§ **DIRECTIONS FOR THIS TASK**
Search the records for the word "Internet" and report each line that has it.

§ **EXTRACTED MATERIAL**
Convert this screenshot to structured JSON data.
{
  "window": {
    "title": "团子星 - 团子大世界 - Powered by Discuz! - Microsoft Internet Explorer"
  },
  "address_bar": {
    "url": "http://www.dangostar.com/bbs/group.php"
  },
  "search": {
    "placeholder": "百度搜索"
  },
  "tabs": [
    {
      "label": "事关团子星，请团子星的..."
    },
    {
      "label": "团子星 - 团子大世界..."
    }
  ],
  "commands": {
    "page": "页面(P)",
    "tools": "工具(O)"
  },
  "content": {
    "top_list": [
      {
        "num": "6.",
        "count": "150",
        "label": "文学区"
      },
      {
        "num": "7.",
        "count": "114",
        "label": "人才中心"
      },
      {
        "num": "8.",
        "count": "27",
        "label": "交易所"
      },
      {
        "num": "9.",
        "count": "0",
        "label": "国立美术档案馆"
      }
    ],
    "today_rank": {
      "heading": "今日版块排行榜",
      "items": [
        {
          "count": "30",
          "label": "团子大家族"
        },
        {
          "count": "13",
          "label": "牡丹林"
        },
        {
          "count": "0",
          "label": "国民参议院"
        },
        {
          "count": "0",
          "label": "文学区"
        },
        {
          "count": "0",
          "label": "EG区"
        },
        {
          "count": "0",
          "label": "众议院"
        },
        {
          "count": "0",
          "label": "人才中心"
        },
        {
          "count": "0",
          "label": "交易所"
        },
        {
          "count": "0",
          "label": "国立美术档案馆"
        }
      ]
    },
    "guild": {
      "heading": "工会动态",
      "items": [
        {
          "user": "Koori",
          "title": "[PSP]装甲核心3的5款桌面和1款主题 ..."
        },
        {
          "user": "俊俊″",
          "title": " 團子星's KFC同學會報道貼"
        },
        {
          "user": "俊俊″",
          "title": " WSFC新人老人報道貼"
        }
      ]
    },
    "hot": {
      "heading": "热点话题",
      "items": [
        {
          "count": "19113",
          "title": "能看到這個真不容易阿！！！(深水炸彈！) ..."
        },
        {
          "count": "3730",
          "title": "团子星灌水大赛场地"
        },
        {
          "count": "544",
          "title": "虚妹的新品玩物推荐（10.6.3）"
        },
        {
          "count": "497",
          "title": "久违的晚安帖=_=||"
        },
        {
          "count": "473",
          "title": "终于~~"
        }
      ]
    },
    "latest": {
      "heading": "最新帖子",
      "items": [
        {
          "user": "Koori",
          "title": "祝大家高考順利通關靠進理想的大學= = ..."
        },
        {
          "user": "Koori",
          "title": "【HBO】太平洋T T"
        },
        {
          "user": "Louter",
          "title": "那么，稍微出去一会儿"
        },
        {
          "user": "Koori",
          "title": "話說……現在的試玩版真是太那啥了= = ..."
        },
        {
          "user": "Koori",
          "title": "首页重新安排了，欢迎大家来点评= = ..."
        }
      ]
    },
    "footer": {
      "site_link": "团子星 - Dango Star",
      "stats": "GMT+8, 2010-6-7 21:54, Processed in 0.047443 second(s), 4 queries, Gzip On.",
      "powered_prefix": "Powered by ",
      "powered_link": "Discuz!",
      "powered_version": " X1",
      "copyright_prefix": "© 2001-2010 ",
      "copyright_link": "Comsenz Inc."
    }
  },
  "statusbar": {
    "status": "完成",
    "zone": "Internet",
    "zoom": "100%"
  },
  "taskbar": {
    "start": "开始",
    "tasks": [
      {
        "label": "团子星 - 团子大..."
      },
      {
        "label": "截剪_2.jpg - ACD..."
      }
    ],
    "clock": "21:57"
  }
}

§ **SOLVED EXERCISE**
    "title": "团子星 - 团子大世界 - Powered by Discuz! - Microsoft Internet Explorer"
    "zone": "Internet",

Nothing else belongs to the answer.